**What you need to do**
From the records, pick out and copy each line containing "colloids".

**Information provided**
[Start of section]
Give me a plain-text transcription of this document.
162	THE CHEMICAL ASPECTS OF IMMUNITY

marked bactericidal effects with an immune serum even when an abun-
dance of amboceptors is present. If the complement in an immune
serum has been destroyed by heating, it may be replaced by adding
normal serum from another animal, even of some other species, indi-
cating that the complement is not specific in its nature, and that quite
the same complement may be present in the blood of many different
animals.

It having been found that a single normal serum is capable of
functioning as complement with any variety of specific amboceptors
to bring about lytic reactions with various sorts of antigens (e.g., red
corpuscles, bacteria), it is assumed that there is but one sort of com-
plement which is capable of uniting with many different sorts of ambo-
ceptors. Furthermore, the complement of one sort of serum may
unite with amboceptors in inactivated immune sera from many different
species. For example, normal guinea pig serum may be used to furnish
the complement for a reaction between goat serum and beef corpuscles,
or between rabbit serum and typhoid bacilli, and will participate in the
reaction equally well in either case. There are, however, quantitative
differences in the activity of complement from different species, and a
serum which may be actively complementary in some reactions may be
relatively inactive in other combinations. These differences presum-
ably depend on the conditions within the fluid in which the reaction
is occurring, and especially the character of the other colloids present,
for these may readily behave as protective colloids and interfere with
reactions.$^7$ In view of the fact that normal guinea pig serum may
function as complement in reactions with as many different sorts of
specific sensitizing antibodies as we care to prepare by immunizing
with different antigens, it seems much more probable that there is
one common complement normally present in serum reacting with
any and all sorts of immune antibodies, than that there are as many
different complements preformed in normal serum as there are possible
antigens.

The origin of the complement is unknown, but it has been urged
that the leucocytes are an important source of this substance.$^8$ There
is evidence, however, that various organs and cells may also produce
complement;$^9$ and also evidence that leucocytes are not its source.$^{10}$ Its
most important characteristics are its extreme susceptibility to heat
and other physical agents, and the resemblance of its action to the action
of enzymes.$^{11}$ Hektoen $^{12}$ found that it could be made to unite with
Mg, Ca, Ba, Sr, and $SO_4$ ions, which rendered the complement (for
[End of section]
**Answer box**
is occurring, and especially the character of the other colloids present,
for these may readily behave as protective colloids and interfere with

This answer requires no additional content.